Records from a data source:
┏━━

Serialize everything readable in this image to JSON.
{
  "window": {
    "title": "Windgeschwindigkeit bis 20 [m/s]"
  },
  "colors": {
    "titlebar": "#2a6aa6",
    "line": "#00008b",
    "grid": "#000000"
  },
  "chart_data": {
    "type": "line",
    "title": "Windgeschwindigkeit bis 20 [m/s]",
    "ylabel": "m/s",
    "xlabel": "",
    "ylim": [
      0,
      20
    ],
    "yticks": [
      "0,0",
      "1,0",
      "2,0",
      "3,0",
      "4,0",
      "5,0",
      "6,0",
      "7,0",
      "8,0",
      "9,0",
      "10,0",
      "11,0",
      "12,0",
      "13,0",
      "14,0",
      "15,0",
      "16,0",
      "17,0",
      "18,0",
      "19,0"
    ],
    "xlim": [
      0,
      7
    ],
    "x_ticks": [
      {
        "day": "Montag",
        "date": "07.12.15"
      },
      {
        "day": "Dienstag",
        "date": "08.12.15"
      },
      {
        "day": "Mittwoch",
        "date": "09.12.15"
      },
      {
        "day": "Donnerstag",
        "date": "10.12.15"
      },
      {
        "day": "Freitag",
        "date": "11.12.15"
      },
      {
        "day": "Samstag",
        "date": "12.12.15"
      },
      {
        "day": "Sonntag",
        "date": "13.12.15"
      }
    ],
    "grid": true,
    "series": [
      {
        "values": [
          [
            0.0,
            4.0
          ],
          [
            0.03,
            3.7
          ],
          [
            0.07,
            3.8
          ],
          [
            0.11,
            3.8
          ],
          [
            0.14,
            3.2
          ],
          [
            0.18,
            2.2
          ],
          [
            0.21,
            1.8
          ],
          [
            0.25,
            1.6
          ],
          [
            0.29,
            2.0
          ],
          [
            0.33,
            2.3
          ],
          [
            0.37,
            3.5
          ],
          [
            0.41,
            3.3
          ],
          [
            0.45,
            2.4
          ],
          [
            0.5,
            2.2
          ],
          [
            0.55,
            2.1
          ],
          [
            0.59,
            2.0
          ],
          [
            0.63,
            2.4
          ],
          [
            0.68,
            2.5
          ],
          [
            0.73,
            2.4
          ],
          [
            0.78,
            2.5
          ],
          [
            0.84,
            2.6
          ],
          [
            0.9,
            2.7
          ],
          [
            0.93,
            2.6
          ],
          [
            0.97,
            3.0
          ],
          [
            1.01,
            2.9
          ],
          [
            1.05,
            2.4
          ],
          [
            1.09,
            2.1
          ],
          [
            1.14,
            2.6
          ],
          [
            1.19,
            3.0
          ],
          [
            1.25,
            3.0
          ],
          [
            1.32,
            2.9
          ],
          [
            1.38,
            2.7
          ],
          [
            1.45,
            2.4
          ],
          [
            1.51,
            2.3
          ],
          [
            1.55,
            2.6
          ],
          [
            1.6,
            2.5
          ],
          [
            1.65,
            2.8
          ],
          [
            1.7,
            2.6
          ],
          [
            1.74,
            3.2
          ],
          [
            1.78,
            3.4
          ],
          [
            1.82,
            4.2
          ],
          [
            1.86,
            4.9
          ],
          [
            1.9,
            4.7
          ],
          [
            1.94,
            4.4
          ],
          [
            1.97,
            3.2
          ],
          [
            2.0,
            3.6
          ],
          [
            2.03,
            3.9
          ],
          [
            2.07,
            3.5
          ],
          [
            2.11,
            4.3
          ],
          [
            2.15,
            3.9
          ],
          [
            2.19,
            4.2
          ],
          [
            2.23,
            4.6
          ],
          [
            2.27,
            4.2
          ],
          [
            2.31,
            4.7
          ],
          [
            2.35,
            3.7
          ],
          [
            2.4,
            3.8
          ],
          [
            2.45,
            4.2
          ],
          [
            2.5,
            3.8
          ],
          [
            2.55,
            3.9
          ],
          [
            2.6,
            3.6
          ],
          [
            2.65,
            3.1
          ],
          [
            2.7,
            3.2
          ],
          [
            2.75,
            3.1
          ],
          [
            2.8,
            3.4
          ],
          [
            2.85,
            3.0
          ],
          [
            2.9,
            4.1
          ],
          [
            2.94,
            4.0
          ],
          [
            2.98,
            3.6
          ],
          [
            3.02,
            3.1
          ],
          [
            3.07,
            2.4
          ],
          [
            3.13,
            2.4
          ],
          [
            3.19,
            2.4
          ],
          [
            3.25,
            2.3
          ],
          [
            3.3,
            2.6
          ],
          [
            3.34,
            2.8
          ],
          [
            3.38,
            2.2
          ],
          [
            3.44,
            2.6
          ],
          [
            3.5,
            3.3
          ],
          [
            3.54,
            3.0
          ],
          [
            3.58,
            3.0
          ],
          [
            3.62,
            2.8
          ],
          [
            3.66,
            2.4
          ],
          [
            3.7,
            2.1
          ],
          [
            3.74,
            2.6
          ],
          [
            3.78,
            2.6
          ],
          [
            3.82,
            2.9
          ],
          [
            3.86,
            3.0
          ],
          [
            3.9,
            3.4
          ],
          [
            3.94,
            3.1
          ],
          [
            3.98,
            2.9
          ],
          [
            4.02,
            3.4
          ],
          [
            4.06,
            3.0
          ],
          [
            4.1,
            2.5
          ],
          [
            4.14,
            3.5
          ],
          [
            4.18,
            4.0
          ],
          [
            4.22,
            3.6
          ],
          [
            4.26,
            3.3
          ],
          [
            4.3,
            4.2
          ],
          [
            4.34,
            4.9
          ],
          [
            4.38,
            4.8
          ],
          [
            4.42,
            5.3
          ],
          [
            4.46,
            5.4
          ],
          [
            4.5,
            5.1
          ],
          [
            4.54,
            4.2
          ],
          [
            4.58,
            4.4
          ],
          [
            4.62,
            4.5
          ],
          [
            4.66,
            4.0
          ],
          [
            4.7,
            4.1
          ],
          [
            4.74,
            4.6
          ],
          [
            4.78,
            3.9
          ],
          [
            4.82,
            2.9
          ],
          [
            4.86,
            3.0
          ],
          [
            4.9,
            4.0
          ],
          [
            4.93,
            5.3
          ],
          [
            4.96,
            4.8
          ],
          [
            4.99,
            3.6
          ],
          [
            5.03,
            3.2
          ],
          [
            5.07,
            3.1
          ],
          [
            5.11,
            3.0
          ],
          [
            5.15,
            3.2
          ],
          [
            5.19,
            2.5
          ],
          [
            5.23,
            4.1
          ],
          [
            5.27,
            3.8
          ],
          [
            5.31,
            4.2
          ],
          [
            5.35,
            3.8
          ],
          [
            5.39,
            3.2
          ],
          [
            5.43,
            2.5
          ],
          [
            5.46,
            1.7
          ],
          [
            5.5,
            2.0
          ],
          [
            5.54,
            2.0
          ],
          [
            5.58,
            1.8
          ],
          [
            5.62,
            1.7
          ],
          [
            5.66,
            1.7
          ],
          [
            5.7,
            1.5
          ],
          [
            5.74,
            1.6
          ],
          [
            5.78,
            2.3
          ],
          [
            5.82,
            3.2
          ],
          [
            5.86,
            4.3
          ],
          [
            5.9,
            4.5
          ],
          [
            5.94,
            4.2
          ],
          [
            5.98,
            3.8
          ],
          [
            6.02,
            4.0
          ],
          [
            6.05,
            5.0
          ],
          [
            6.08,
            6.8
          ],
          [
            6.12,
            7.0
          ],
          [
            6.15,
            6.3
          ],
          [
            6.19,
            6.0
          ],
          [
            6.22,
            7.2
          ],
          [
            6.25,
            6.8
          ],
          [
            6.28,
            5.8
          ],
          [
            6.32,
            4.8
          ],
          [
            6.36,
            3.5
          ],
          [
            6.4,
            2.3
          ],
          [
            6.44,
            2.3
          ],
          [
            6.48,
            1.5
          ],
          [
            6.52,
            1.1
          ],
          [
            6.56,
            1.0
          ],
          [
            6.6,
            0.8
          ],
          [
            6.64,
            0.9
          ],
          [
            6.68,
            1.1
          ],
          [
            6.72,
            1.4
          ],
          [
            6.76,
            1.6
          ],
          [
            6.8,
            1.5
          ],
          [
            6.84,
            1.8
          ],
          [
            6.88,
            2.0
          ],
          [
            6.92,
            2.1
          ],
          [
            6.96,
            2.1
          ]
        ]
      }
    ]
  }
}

┗━━

## Stated problem
Using the material above, gather every line that includes "date".

## The answer
        "date": "07.12.15"
        "date": "08.12.15"
        "date": "09.12.15"
        "date": "10.12.15"
        "date": "11.12.15"
        "date": "12.12.15"
        "date": "13.12.15"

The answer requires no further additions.